* _Listing_
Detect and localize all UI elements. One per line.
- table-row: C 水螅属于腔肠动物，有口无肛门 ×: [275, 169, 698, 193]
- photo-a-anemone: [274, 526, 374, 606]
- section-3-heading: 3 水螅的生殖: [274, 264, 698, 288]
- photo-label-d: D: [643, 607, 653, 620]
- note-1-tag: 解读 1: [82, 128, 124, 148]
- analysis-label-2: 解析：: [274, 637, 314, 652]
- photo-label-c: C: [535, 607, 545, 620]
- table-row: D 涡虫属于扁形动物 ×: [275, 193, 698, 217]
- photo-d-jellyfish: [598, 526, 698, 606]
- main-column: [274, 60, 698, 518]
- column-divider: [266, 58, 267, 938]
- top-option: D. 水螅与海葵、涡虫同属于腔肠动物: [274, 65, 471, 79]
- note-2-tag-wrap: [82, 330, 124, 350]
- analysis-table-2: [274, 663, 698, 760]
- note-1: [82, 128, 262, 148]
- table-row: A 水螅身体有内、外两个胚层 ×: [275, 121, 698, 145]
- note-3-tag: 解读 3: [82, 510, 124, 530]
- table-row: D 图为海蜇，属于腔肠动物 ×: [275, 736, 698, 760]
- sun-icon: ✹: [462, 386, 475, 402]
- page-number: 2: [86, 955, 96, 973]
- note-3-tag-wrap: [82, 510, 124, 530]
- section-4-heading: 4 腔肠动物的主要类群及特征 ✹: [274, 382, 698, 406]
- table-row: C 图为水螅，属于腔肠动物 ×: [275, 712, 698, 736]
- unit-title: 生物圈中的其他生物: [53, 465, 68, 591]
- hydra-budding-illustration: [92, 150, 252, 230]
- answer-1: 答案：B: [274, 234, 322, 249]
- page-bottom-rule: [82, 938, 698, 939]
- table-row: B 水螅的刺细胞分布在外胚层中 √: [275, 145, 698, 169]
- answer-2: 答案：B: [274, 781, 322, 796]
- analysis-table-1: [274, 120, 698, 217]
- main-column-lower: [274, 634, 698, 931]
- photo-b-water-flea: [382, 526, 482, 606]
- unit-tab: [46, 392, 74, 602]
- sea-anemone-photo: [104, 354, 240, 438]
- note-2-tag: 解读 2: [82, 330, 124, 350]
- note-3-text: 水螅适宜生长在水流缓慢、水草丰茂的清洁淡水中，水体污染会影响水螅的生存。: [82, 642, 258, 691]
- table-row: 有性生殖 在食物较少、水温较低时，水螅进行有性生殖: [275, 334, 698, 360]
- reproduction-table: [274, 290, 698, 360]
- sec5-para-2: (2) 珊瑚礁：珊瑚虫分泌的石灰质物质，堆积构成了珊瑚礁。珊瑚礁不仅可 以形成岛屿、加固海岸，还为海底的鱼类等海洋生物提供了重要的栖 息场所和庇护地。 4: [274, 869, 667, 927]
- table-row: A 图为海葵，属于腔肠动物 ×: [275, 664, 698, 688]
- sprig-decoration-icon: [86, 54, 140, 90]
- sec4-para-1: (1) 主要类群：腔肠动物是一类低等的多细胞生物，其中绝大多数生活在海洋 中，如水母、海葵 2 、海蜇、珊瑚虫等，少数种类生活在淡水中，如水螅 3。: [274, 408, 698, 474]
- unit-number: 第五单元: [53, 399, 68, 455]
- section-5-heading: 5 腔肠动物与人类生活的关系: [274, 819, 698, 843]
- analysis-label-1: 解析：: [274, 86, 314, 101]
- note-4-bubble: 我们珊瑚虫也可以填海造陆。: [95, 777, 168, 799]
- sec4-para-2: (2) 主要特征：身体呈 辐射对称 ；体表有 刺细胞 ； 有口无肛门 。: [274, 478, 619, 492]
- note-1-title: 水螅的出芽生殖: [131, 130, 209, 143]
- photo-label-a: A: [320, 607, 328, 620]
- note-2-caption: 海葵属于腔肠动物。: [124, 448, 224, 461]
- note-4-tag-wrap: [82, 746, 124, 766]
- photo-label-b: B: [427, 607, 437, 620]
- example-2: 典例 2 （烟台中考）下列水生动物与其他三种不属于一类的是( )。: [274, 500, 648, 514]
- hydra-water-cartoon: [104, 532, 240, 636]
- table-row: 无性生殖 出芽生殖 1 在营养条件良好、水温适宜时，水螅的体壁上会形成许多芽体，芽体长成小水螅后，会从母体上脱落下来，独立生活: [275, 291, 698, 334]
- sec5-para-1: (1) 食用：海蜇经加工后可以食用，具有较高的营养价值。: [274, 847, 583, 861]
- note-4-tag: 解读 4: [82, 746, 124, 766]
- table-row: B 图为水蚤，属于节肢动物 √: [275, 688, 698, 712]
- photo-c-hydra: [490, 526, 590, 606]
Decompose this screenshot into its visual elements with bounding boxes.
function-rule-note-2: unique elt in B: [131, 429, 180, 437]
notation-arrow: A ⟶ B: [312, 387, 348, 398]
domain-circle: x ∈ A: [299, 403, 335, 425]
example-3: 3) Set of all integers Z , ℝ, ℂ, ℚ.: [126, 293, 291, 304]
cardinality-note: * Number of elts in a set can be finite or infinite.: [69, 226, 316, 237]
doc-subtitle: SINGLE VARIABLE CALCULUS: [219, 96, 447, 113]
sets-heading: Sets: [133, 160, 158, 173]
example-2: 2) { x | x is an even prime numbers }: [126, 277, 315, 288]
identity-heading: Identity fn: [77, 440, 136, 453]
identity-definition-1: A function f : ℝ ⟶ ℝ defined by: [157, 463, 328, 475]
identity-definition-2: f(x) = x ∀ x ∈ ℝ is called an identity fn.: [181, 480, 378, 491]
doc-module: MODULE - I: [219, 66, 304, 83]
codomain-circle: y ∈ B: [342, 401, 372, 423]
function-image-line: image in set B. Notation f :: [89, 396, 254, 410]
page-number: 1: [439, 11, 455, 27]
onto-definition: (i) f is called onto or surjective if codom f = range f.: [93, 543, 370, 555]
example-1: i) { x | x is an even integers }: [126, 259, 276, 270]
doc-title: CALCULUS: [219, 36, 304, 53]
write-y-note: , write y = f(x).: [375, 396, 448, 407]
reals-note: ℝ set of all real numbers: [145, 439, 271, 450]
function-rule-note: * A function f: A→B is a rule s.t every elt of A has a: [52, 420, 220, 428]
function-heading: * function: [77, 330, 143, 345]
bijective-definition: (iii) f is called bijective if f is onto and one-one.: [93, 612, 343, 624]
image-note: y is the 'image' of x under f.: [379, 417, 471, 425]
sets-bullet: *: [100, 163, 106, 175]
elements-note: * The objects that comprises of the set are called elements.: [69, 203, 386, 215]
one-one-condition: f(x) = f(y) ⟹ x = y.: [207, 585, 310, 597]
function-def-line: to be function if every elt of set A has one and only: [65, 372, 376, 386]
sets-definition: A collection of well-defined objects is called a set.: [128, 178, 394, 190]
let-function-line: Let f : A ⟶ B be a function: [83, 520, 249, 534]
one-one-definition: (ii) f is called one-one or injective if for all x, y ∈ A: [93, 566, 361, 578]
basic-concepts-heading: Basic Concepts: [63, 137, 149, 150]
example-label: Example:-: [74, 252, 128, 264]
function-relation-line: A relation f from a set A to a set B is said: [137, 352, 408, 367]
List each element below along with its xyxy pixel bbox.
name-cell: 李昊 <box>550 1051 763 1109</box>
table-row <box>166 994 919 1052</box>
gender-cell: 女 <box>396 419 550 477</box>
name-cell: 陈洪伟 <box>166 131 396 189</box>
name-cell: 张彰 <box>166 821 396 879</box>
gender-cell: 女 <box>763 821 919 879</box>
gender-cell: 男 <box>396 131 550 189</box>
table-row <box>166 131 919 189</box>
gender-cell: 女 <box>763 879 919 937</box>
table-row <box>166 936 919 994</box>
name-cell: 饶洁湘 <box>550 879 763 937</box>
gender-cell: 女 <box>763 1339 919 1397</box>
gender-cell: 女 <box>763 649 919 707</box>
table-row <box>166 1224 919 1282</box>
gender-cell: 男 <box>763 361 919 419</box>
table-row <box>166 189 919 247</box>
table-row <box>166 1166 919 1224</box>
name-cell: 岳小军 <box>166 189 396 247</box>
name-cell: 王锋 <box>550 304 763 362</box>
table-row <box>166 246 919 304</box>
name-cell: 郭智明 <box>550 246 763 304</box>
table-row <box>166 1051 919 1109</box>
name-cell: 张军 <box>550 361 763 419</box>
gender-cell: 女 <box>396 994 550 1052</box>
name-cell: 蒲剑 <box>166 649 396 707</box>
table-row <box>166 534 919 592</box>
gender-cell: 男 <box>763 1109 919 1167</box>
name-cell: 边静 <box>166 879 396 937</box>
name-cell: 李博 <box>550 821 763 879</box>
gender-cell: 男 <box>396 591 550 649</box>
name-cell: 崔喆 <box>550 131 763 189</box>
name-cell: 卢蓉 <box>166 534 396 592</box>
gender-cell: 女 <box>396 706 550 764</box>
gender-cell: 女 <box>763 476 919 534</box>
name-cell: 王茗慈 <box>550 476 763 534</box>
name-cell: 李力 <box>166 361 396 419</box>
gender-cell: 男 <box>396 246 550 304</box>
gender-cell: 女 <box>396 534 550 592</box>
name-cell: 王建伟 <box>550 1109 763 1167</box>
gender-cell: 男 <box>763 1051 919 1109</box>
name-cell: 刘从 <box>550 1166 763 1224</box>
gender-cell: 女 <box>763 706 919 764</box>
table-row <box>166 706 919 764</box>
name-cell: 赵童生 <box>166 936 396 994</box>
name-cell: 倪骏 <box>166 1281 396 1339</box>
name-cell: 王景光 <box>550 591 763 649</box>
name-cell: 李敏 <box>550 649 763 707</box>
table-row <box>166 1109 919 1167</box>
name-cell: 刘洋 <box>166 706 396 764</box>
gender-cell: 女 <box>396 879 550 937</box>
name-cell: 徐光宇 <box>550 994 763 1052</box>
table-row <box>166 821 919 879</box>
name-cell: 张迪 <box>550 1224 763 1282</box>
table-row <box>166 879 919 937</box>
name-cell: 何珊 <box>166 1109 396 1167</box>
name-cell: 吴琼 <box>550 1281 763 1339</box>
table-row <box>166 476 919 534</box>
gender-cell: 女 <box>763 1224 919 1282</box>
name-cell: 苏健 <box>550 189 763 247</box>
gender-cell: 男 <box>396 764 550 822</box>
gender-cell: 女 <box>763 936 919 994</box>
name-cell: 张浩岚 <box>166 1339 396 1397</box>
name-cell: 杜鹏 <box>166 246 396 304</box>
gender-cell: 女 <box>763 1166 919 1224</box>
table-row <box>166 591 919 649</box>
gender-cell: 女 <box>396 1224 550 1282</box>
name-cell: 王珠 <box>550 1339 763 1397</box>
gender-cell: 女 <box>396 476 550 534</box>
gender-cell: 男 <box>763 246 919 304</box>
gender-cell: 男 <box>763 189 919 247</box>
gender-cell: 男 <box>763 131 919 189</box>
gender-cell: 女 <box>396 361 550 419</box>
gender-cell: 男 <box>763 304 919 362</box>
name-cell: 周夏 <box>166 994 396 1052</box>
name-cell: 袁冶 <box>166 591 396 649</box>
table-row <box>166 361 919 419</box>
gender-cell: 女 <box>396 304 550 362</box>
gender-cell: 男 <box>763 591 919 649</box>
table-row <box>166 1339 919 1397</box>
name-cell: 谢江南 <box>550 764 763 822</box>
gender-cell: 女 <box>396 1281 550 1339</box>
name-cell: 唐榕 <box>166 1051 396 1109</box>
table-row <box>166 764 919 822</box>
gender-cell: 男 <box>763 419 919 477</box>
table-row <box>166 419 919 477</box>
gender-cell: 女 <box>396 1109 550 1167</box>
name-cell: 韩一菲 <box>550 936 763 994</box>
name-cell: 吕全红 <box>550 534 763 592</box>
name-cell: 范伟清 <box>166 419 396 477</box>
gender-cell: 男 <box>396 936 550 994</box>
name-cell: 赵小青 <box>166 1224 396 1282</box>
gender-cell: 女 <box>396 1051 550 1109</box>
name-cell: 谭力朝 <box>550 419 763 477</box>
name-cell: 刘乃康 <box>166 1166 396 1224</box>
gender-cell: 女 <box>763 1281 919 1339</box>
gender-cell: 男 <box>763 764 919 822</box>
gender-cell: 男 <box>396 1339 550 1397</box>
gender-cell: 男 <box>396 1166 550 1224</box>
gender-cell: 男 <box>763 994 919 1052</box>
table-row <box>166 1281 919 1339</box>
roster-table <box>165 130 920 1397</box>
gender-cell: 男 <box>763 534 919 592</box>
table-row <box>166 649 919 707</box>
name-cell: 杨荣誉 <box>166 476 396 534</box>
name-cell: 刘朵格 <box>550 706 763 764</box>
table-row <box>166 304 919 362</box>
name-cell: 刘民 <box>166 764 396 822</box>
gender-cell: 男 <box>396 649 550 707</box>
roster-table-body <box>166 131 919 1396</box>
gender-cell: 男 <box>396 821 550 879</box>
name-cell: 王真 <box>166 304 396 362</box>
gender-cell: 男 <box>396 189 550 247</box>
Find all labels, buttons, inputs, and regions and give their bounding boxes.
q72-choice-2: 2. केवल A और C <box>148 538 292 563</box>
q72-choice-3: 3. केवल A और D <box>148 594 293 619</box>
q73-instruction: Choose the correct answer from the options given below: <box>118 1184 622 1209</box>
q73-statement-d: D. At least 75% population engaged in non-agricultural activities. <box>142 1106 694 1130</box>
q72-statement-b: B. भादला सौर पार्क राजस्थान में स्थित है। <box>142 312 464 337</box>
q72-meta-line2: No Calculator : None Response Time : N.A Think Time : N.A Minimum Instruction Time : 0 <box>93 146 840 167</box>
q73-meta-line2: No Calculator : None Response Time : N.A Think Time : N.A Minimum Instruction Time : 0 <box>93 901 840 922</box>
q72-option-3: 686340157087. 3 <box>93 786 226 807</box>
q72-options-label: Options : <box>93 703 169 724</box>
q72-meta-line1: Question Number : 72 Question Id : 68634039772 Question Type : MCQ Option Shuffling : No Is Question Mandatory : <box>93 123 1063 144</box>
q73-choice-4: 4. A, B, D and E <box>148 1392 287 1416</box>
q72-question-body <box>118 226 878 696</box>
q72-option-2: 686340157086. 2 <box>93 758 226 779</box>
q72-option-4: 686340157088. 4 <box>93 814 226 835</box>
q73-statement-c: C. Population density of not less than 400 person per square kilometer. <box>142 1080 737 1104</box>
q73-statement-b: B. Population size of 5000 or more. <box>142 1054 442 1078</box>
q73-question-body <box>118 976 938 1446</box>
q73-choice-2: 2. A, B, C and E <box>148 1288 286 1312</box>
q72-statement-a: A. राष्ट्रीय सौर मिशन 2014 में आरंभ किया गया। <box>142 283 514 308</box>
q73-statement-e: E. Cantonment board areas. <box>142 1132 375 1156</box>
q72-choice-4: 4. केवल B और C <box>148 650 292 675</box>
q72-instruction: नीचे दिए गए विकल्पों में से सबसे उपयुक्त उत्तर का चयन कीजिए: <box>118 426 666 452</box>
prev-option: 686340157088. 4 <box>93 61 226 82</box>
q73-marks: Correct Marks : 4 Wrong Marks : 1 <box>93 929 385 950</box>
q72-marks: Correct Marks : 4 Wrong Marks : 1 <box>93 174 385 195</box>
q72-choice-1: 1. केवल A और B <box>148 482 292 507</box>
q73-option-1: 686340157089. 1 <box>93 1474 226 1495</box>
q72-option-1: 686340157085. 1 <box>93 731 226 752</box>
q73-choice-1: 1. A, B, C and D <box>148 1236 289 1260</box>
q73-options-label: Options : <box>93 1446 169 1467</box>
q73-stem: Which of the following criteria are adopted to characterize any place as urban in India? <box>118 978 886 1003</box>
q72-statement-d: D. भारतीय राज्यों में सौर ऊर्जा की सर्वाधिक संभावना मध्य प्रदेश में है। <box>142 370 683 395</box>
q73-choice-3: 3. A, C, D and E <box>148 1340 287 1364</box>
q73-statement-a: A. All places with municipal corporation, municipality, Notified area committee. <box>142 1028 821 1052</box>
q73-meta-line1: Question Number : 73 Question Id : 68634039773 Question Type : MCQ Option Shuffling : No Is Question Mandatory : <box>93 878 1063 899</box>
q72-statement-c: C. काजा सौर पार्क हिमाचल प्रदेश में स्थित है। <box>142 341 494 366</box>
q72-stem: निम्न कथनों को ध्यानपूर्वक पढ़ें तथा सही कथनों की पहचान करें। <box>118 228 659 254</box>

* _What the exercise asks_
Quote the entries from the very first line through the line containing "- photo-label-d: D: [643, 607, 653, 620]", including that line, and reproduce each one verbatim.

* _Solved exercise_
Detect and localize all UI elements. One per line.
- table-row: C 水螅属于腔肠动物，有口无肛门 ×: [275, 169, 698, 193]
- photo-a-anemone: [274, 526, 374, 606]
- section-3-heading: 3 水螅的生殖: [274, 264, 698, 288]
- photo-label-d: D: [643, 607, 653, 620]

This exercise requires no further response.